>> Begin Material for this exercise
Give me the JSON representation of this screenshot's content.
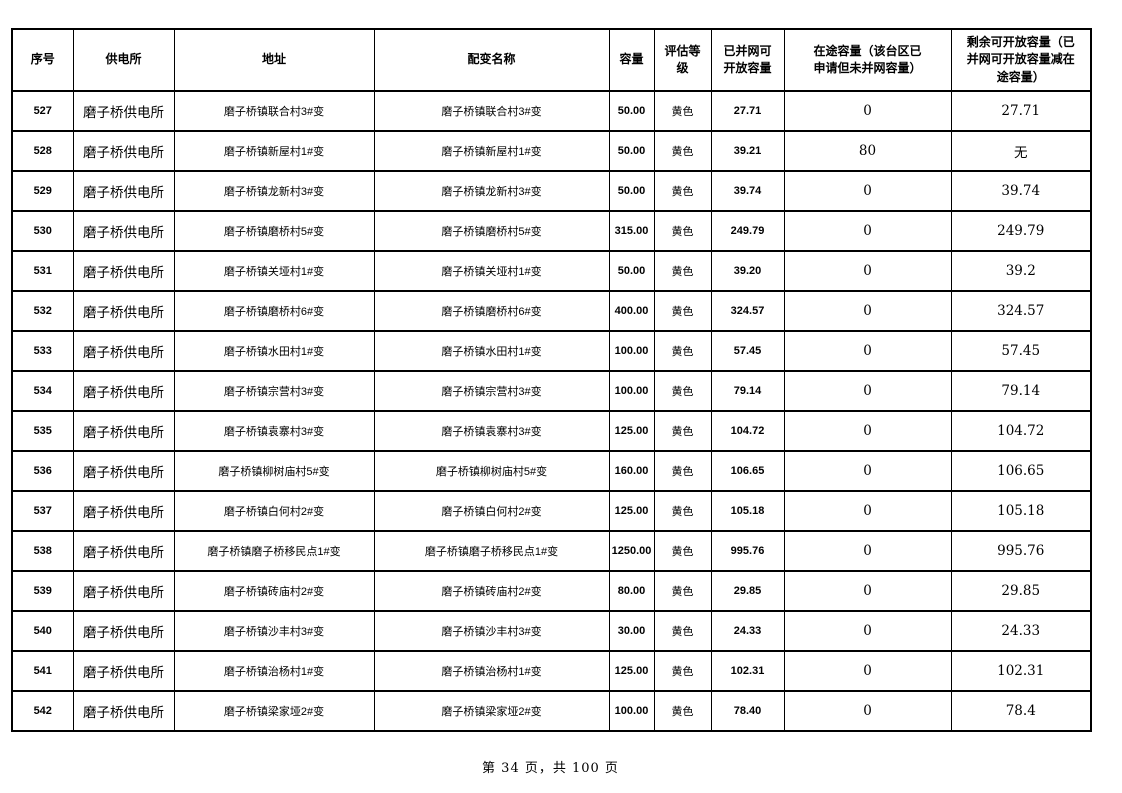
{
  "page": {
    "footer": {
      "text": "第 34 页，共 100 页"
    }
  },
  "table": {
    "columns": [
      "序号",
      "供电所",
      "地址",
      "配变名称",
      "容量",
      "评估等级",
      "已并网可开放容量",
      "在途容量（该台区已申请但未并网容量）",
      "剩余可开放容量（已并网可开放容量减在途容量）"
    ],
    "rows": [
      {
        "serial": "527",
        "station": "磨子桥供电所",
        "address": "磨子桥镇联合村3#变",
        "name": "磨子桥镇联合村3#变",
        "capacity": "50.00",
        "grade": "黄色",
        "connected": "27.71",
        "transit": "0",
        "remaining": "27.71"
      },
      {
        "serial": "528",
        "station": "磨子桥供电所",
        "address": "磨子桥镇新屋村1#变",
        "name": "磨子桥镇新屋村1#变",
        "capacity": "50.00",
        "grade": "黄色",
        "connected": "39.21",
        "transit": "80",
        "remaining": "无"
      },
      {
        "serial": "529",
        "station": "磨子桥供电所",
        "address": "磨子桥镇龙新村3#变",
        "name": "磨子桥镇龙新村3#变",
        "capacity": "50.00",
        "grade": "黄色",
        "connected": "39.74",
        "transit": "0",
        "remaining": "39.74"
      },
      {
        "serial": "530",
        "station": "磨子桥供电所",
        "address": "磨子桥镇磨桥村5#变",
        "name": "磨子桥镇磨桥村5#变",
        "capacity": "315.00",
        "grade": "黄色",
        "connected": "249.79",
        "transit": "0",
        "remaining": "249.79"
      },
      {
        "serial": "531",
        "station": "磨子桥供电所",
        "address": "磨子桥镇关垭村1#变",
        "name": "磨子桥镇关垭村1#变",
        "capacity": "50.00",
        "grade": "黄色",
        "connected": "39.20",
        "transit": "0",
        "remaining": "39.2"
      },
      {
        "serial": "532",
        "station": "磨子桥供电所",
        "address": "磨子桥镇磨桥村6#变",
        "name": "磨子桥镇磨桥村6#变",
        "capacity": "400.00",
        "grade": "黄色",
        "connected": "324.57",
        "transit": "0",
        "remaining": "324.57"
      },
      {
        "serial": "533",
        "station": "磨子桥供电所",
        "address": "磨子桥镇水田村1#变",
        "name": "磨子桥镇水田村1#变",
        "capacity": "100.00",
        "grade": "黄色",
        "connected": "57.45",
        "transit": "0",
        "remaining": "57.45"
      },
      {
        "serial": "534",
        "station": "磨子桥供电所",
        "address": "磨子桥镇宗营村3#变",
        "name": "磨子桥镇宗营村3#变",
        "capacity": "100.00",
        "grade": "黄色",
        "connected": "79.14",
        "transit": "0",
        "remaining": "79.14"
      },
      {
        "serial": "535",
        "station": "磨子桥供电所",
        "address": "磨子桥镇袁寨村3#变",
        "name": "磨子桥镇袁寨村3#变",
        "capacity": "125.00",
        "grade": "黄色",
        "connected": "104.72",
        "transit": "0",
        "remaining": "104.72"
      },
      {
        "serial": "536",
        "station": "磨子桥供电所",
        "address": "磨子桥镇柳树庙村5#变",
        "name": "磨子桥镇柳树庙村5#变",
        "capacity": "160.00",
        "grade": "黄色",
        "connected": "106.65",
        "transit": "0",
        "remaining": "106.65"
      },
      {
        "serial": "537",
        "station": "磨子桥供电所",
        "address": "磨子桥镇白何村2#变",
        "name": "磨子桥镇白何村2#变",
        "capacity": "125.00",
        "grade": "黄色",
        "connected": "105.18",
        "transit": "0",
        "remaining": "105.18"
      },
      {
        "serial": "538",
        "station": "磨子桥供电所",
        "address": "磨子桥镇磨子桥移民点1#变",
        "name": "磨子桥镇磨子桥移民点1#变",
        "capacity": "1250.00",
        "grade": "黄色",
        "connected": "995.76",
        "transit": "0",
        "remaining": "995.76"
      },
      {
        "serial": "539",
        "station": "磨子桥供电所",
        "address": "磨子桥镇砖庙村2#变",
        "name": "磨子桥镇砖庙村2#变",
        "capacity": "80.00",
        "grade": "黄色",
        "connected": "29.85",
        "transit": "0",
        "remaining": "29.85"
      },
      {
        "serial": "540",
        "station": "磨子桥供电所",
        "address": "磨子桥镇沙丰村3#变",
        "name": "磨子桥镇沙丰村3#变",
        "capacity": "30.00",
        "grade": "黄色",
        "connected": "24.33",
        "transit": "0",
        "remaining": "24.33"
      },
      {
        "serial": "541",
        "station": "磨子桥供电所",
        "address": "磨子桥镇治杨村1#变",
        "name": "磨子桥镇治杨村1#变",
        "capacity": "125.00",
        "grade": "黄色",
        "connected": "102.31",
        "transit": "0",
        "remaining": "102.31"
      },
      {
        "serial": "542",
        "station": "磨子桥供电所",
        "address": "磨子桥镇梁家垭2#变",
        "name": "磨子桥镇梁家垭2#变",
        "capacity": "100.00",
        "grade": "黄色",
        "connected": "78.40",
        "transit": "0",
        "remaining": "78.4"
      }
    ]
  }
}
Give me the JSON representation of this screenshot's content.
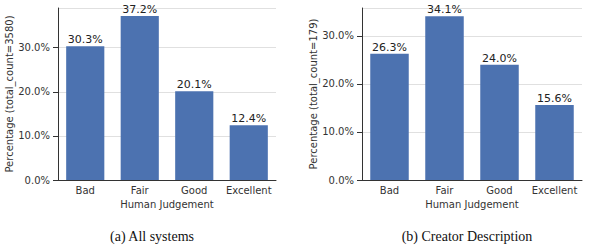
{
  "chart_data": [
    {
      "type": "bar",
      "title": "(a) All systems",
      "x_label": "Human Judgement",
      "y_label": "Percentage (total_count=3580)",
      "categories": [
        "Bad",
        "Fair",
        "Good",
        "Excellent"
      ],
      "values": [
        30.3,
        37.2,
        20.1,
        12.4
      ],
      "value_labels": [
        "30.3%",
        "37.2%",
        "20.1%",
        "12.4%"
      ],
      "data_labels": true,
      "color": "#4c72b0",
      "ylim": [
        0,
        39
      ],
      "yticks": [
        {
          "value": 0,
          "label": "0.0%"
        },
        {
          "value": 10,
          "label": "10.0%"
        },
        {
          "value": 20,
          "label": "20.0%"
        },
        {
          "value": 30,
          "label": "30.0%"
        }
      ],
      "grid": true
    },
    {
      "type": "bar",
      "title": "(b) Creator Description",
      "x_label": "Human Judgement",
      "y_label": "Percentage (total_count=179)",
      "categories": [
        "Bad",
        "Fair",
        "Good",
        "Excellent"
      ],
      "values": [
        26.3,
        34.1,
        24.0,
        15.6
      ],
      "value_labels": [
        "26.3%",
        "34.1%",
        "24.0%",
        "15.6%"
      ],
      "data_labels": true,
      "color": "#4c72b0",
      "ylim": [
        0,
        35.8
      ],
      "yticks": [
        {
          "value": 0,
          "label": "0.0%"
        },
        {
          "value": 10,
          "label": "10.0%"
        },
        {
          "value": 20,
          "label": "20.0%"
        },
        {
          "value": 30,
          "label": "30.0%"
        }
      ],
      "grid": true
    }
  ]
}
>> End Material for this exercise
- **Directions for this task**
Every line should be retyped exactly, with the pictures omitted.

- **Completed exercise**
Give me the JSON representation of this screenshot's content.
{
  "page": {
    "footer": {
      "text": "第 34 页，共 100 页"
    }
  },
  "table": {
    "columns": [
      "序号",
      "供电所",
      "地址",
      "配变名称",
      "容量",
      "评估等级",
      "已并网可开放容量",
      "在途容量（该台区已申请但未并网容量）",
      "剩余可开放容量（已并网可开放容量减在途容量）"
    ],
    "rows": [
      {
        "serial": "527",
        "station": "磨子桥供电所",
        "address": "磨子桥镇联合村3#变",
        "name": "磨子桥镇联合村3#变",
        "capacity": "50.00",
        "grade": "黄色",
        "connected": "27.71",
        "transit": "0",
        "remaining": "27.71"
      },
      {
        "serial": "528",
        "station": "磨子桥供电所",
        "address": "磨子桥镇新屋村1#变",
        "name": "磨子桥镇新屋村1#变",
        "capacity": "50.00",
        "grade": "黄色",
        "connected": "39.21",
        "transit": "80",
        "remaining": "无"
      },
      {
        "serial": "529",
        "station": "磨子桥供电所",
        "address": "磨子桥镇龙新村3#变",
        "name": "磨子桥镇龙新村3#变",
        "capacity": "50.00",
        "grade": "黄色",
        "connected": "39.74",
        "transit": "0",
        "remaining": "39.74"
      },
      {
        "serial": "530",
        "station": "磨子桥供电所",
        "address": "磨子桥镇磨桥村5#变",
        "name": "磨子桥镇磨桥村5#变",
        "capacity": "315.00",
        "grade": "黄色",
        "connected": "249.79",
        "transit": "0",
        "remaining": "249.79"
      },
      {
        "serial": "531",
        "station": "磨子桥供电所",
        "address": "磨子桥镇关垭村1#变",
        "name": "磨子桥镇关垭村1#变",
        "capacity": "50.00",
        "grade": "黄色",
        "connected": "39.20",
        "transit": "0",
        "remaining": "39.2"
      },
      {
        "serial": "532",
        "station": "磨子桥供电所",
        "address": "磨子桥镇磨桥村6#变",
        "name": "磨子桥镇磨桥村6#变",
        "capacity": "400.00",
        "grade": "黄色",
        "connected": "324.57",
        "transit": "0",
        "remaining": "324.57"
      },
      {
        "serial": "533",
        "station": "磨子桥供电所",
        "address": "磨子桥镇水田村1#变",
        "name": "磨子桥镇水田村1#变",
        "capacity": "100.00",
        "grade": "黄色",
        "connected": "57.45",
        "transit": "0",
        "remaining": "57.45"
      },
      {
        "serial": "534",
        "station": "磨子桥供电所",
        "address": "磨子桥镇宗营村3#变",
        "name": "磨子桥镇宗营村3#变",
        "capacity": "100.00",
        "grade": "黄色",
        "connected": "79.14",
        "transit": "0",
        "remaining": "79.14"
      },
      {
        "serial": "535",
        "station": "磨子桥供电所",
        "address": "磨子桥镇袁寨村3#变",
        "name": "磨子桥镇袁寨村3#变",
        "capacity": "125.00",
        "grade": "黄色",
        "connected": "104.72",
        "transit": "0",
        "remaining": "104.72"
      },
      {
        "serial": "536",
        "station": "磨子桥供电所",
        "address": "磨子桥镇柳树庙村5#变",
        "name": "磨子桥镇柳树庙村5#变",
        "capacity": "160.00",
        "grade": "黄色",
        "connected": "106.65",
        "transit": "0",
        "remaining": "106.65"
      },
      {
        "serial": "537",
        "station": "磨子桥供电所",
        "address": "磨子桥镇白何村2#变",
        "name": "磨子桥镇白何村2#变",
        "capacity": "125.00",
        "grade": "黄色",
        "connected": "105.18",
        "transit": "0",
        "remaining": "105.18"
      },
      {
        "serial": "538",
        "station": "磨子桥供电所",
        "address": "磨子桥镇磨子桥移民点1#变",
        "name": "磨子桥镇磨子桥移民点1#变",
        "capacity": "1250.00",
        "grade": "黄色",
        "connected": "995.76",
        "transit": "0",
        "remaining": "995.76"
      },
      {
        "serial": "539",
        "station": "磨子桥供电所",
        "address": "磨子桥镇砖庙村2#变",
        "name": "磨子桥镇砖庙村2#变",
        "capacity": "80.00",
        "grade": "黄色",
        "connected": "29.85",
        "transit": "0",
        "remaining": "29.85"
      },
      {
        "serial": "540",
        "station": "磨子桥供电所",
        "address": "磨子桥镇沙丰村3#变",
        "name": "磨子桥镇沙丰村3#变",
        "capacity": "30.00",
        "grade": "黄色",
        "connected": "24.33",
        "transit": "0",
        "remaining": "24.33"
      },
      {
        "serial": "541",
        "station": "磨子桥供电所",
        "address": "磨子桥镇治杨村1#变",
        "name": "磨子桥镇治杨村1#变",
        "capacity": "125.00",
        "grade": "黄色",
        "connected": "102.31",
        "transit": "0",
        "remaining": "102.31"
      },
      {
        "serial": "542",
        "station": "磨子桥供电所",
        "address": "磨子桥镇梁家垭2#变",
        "name": "磨子桥镇梁家垭2#变",
        "capacity": "100.00",
        "grade": "黄色",
        "connected": "78.40",
        "transit": "0",
        "remaining": "78.4"
      }
    ]
  }
}
Give me the JSON representation of this screenshot's content.
{
  "chart_data": [
    {
      "type": "bar",
      "title": "(a) All systems",
      "x_label": "Human Judgement",
      "y_label": "Percentage (total_count=3580)",
      "categories": [
        "Bad",
        "Fair",
        "Good",
        "Excellent"
      ],
      "values": [
        30.3,
        37.2,
        20.1,
        12.4
      ],
      "value_labels": [
        "30.3%",
        "37.2%",
        "20.1%",
        "12.4%"
      ],
      "data_labels": true,
      "color": "#4c72b0",
      "ylim": [
        0,
        39
      ],
      "yticks": [
        {
          "value": 0,
          "label": "0.0%"
        },
        {
          "value": 10,
          "label": "10.0%"
        },
        {
          "value": 20,
          "label": "20.0%"
        },
        {
          "value": 30,
          "label": "30.0%"
        }
      ],
      "grid": true
    },
    {
      "type": "bar",
      "title": "(b) Creator Description",
      "x_label": "Human Judgement",
      "y_label": "Percentage (total_count=179)",
      "categories": [
        "Bad",
        "Fair",
        "Good",
        "Excellent"
      ],
      "values": [
        26.3,
        34.1,
        24.0,
        15.6
      ],
      "value_labels": [
        "26.3%",
        "34.1%",
        "24.0%",
        "15.6%"
      ],
      "data_labels": true,
      "color": "#4c72b0",
      "ylim": [
        0,
        35.8
      ],
      "yticks": [
        {
          "value": 0,
          "label": "0.0%"
        },
        {
          "value": 10,
          "label": "10.0%"
        },
        {
          "value": 20,
          "label": "20.0%"
        },
        {
          "value": 30,
          "label": "30.0%"
        }
      ],
      "grid": true
    }
  ]
}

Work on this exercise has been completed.